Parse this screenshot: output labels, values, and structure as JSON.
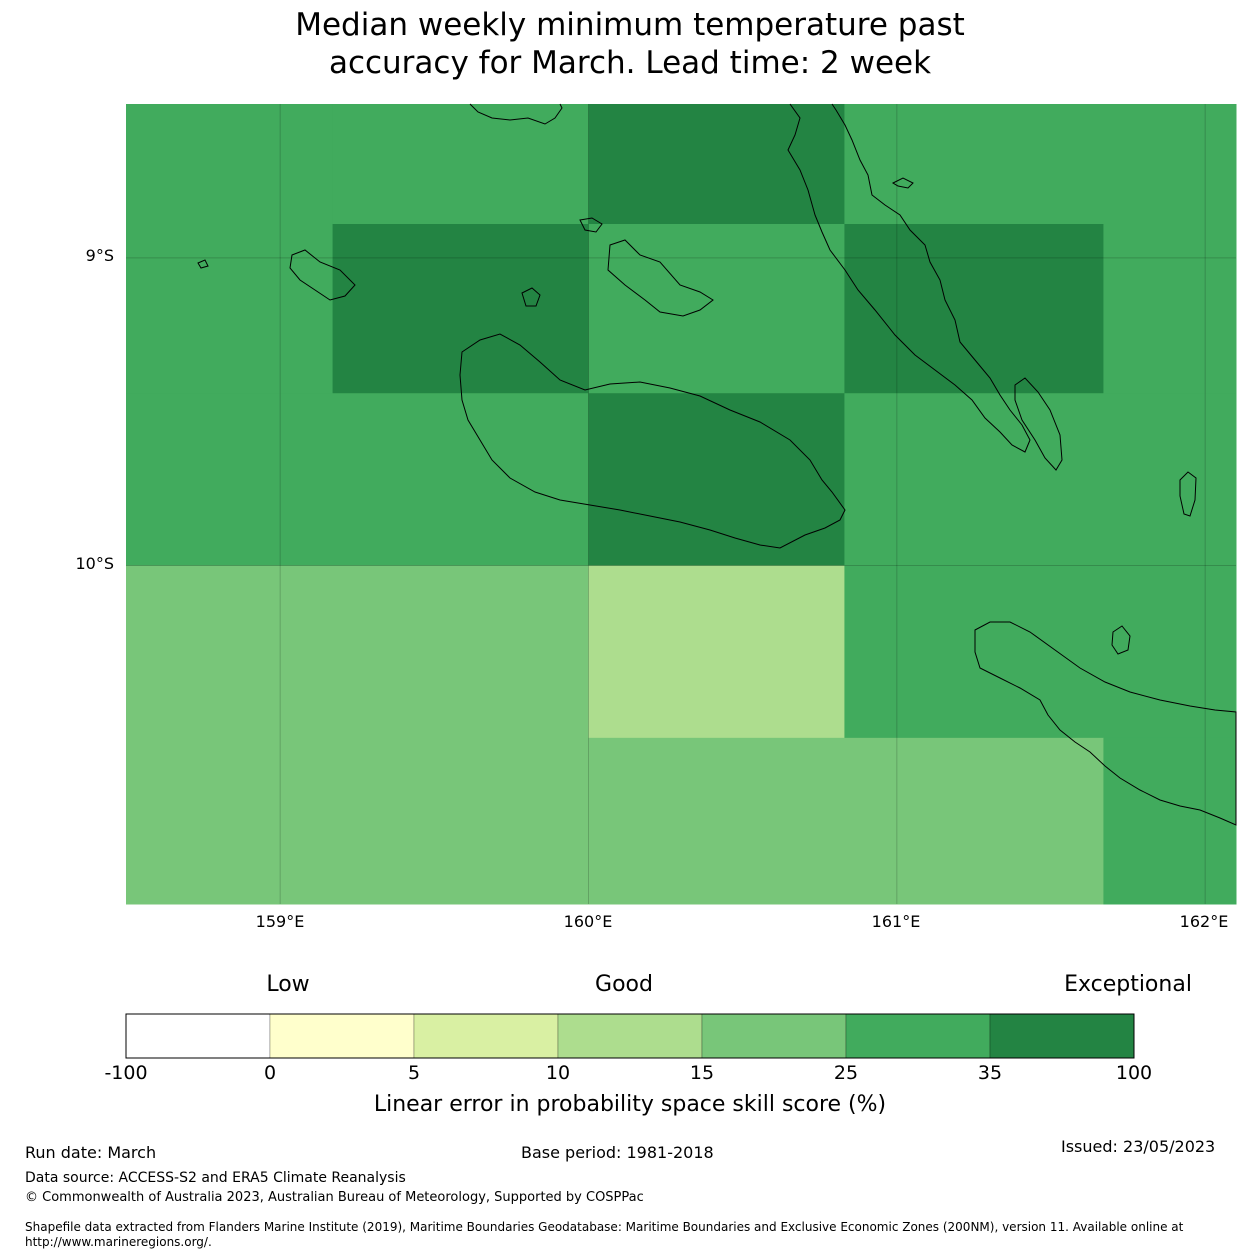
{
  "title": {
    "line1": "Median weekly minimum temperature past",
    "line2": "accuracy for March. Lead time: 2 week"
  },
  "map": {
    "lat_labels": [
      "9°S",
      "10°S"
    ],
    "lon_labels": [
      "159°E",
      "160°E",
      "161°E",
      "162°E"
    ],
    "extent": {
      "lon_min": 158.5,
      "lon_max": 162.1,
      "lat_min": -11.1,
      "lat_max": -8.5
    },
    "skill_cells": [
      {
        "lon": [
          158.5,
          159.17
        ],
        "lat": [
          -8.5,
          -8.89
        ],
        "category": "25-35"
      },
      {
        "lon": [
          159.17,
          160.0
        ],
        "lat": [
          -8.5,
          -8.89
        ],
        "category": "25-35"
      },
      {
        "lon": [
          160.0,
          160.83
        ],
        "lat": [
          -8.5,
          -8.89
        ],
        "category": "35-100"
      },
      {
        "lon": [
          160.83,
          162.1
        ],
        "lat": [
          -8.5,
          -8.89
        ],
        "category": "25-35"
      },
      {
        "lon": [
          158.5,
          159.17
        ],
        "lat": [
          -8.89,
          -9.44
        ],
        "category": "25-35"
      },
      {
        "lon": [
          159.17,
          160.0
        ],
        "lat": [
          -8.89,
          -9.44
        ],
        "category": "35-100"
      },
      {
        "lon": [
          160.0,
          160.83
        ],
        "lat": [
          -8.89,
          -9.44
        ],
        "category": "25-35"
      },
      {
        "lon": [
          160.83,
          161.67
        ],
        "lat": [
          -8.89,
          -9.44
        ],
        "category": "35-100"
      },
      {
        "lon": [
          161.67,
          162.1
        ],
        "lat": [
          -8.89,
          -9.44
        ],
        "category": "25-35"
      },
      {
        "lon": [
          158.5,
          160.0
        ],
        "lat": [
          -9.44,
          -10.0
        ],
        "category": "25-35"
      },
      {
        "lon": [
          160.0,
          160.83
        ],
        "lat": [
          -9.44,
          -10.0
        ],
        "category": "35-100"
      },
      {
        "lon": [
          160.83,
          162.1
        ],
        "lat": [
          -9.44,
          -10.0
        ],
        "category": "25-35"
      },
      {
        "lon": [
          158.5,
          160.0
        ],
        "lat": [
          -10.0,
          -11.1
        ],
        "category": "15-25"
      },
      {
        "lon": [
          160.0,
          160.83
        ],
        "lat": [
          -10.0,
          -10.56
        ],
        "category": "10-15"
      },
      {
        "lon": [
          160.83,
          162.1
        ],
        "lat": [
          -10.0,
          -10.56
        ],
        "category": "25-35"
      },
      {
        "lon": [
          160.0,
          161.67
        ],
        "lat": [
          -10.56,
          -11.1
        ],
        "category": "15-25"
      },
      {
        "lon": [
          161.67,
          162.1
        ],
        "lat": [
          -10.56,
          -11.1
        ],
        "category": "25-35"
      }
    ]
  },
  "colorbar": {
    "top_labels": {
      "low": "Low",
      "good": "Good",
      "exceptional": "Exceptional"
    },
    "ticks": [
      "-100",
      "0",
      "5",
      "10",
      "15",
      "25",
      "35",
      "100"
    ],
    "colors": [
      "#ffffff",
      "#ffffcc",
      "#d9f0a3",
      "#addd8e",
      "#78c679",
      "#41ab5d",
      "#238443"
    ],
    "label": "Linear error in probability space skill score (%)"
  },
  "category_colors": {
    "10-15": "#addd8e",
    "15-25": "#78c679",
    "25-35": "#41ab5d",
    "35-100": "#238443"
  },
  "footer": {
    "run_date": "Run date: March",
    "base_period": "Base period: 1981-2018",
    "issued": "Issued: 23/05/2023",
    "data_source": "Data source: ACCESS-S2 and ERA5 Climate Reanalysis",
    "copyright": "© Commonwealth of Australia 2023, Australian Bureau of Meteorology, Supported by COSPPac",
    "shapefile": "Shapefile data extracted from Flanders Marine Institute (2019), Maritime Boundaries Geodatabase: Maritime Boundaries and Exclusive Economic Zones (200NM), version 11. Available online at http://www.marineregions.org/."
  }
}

---

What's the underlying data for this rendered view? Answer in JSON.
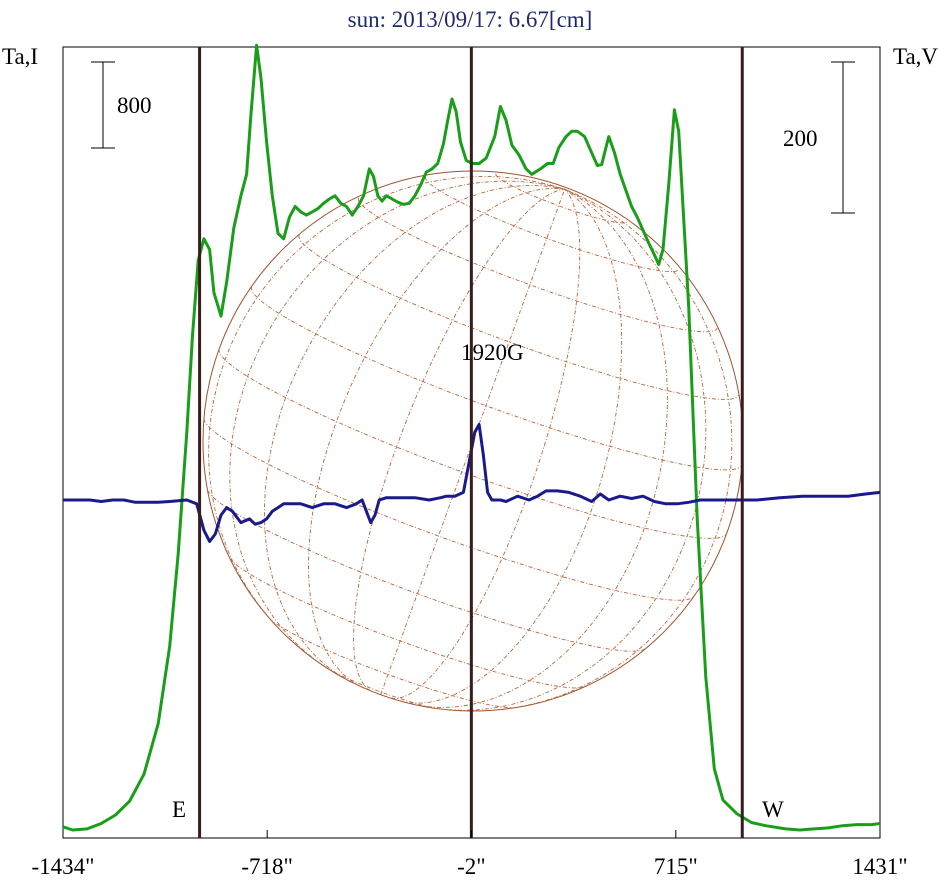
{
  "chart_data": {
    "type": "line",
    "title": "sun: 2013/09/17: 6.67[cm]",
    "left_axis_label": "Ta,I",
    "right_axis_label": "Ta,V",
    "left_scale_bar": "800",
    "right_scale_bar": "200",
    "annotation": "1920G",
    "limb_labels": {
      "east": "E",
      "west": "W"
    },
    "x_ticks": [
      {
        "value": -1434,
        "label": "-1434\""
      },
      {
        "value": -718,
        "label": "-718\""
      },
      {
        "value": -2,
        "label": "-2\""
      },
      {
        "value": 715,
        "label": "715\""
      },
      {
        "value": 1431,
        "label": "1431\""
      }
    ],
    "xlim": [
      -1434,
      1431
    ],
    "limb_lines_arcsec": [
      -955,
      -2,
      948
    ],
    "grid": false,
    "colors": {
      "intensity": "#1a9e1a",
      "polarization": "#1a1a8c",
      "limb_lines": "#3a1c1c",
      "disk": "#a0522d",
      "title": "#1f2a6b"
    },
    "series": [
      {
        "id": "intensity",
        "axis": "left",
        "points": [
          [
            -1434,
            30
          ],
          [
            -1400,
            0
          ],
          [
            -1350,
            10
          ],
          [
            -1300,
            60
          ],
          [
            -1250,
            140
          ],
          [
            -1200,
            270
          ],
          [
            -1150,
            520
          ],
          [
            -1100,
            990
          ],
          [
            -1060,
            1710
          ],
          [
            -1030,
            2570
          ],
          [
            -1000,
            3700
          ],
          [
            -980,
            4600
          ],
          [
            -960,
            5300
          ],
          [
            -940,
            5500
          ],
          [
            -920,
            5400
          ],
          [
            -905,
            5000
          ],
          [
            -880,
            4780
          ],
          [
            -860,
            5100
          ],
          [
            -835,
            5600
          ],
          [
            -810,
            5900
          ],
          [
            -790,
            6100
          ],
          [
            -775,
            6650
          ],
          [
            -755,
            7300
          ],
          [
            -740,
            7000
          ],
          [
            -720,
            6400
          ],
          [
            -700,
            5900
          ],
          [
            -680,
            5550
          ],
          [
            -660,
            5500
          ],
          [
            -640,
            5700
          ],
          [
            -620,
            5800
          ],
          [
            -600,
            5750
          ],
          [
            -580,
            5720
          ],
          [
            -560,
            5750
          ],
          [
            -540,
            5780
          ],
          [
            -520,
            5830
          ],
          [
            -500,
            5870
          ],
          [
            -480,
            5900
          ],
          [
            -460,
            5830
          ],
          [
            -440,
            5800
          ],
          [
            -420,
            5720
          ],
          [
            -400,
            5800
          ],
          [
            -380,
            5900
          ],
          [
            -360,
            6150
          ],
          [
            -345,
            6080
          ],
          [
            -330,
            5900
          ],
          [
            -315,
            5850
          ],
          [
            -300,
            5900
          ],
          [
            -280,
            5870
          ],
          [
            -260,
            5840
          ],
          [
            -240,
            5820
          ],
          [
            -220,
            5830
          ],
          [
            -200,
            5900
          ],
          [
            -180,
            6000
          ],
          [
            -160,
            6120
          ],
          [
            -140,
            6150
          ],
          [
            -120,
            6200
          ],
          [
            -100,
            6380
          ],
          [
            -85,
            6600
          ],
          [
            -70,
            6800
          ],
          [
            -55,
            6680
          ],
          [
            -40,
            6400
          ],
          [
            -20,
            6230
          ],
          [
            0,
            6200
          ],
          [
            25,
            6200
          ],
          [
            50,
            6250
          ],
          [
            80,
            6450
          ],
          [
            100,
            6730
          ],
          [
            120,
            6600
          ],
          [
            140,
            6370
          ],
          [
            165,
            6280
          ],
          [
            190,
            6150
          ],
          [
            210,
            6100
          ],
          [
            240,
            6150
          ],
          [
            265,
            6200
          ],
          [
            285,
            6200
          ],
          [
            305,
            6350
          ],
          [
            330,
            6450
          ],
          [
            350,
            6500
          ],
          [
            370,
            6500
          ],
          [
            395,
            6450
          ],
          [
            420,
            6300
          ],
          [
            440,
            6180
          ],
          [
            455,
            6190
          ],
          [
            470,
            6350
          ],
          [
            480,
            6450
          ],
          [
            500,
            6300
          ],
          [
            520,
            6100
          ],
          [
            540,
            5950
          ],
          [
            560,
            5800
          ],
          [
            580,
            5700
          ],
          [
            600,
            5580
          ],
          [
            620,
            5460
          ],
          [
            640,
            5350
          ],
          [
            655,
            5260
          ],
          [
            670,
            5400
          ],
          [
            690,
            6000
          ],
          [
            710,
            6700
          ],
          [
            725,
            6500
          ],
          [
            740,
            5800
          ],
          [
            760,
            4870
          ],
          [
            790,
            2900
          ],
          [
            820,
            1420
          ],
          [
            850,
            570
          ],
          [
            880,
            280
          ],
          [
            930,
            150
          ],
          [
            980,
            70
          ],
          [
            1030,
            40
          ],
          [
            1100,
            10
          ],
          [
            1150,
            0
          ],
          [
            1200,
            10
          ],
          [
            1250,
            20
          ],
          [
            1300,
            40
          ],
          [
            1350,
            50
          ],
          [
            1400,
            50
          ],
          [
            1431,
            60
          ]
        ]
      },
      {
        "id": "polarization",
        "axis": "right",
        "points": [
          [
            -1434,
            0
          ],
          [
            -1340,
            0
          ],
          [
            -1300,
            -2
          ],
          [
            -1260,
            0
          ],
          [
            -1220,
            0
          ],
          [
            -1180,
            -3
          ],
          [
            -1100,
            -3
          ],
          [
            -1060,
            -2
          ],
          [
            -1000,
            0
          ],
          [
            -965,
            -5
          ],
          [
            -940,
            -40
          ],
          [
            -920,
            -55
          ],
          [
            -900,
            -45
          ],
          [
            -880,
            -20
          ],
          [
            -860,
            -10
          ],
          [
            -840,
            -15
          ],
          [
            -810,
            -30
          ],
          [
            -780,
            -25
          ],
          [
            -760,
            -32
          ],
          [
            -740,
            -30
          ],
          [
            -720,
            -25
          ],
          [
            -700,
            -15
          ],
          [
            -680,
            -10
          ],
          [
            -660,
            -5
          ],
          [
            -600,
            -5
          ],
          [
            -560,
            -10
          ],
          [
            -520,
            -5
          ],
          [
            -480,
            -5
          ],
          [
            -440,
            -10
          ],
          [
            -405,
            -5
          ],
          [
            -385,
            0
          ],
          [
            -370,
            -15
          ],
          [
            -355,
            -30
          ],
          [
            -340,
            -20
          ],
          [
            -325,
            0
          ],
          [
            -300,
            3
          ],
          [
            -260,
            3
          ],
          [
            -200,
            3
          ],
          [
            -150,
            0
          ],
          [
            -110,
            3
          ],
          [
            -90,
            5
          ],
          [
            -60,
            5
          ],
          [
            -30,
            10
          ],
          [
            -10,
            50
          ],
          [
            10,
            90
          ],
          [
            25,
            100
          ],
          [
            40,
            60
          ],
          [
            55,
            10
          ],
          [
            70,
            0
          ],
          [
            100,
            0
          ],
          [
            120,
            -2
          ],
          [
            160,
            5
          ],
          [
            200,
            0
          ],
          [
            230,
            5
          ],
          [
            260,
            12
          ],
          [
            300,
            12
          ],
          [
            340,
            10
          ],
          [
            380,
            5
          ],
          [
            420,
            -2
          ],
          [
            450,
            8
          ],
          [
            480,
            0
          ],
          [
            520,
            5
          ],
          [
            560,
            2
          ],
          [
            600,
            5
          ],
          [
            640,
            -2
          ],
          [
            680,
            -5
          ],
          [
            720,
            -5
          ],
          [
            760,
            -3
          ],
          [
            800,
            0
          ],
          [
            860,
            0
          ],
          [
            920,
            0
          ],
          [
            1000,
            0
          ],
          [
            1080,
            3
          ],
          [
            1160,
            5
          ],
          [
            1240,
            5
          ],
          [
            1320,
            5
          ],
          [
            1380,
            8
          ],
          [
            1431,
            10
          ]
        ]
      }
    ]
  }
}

*WHAT THE TASK ASKS*
In the records, locate each line holding the string "title" and copy it.

*EXERCISE ANSWER*
  "title": {
    "title": "sun: 2013/09/17: 6.67[cm]",
      "title": "#1f2a6b"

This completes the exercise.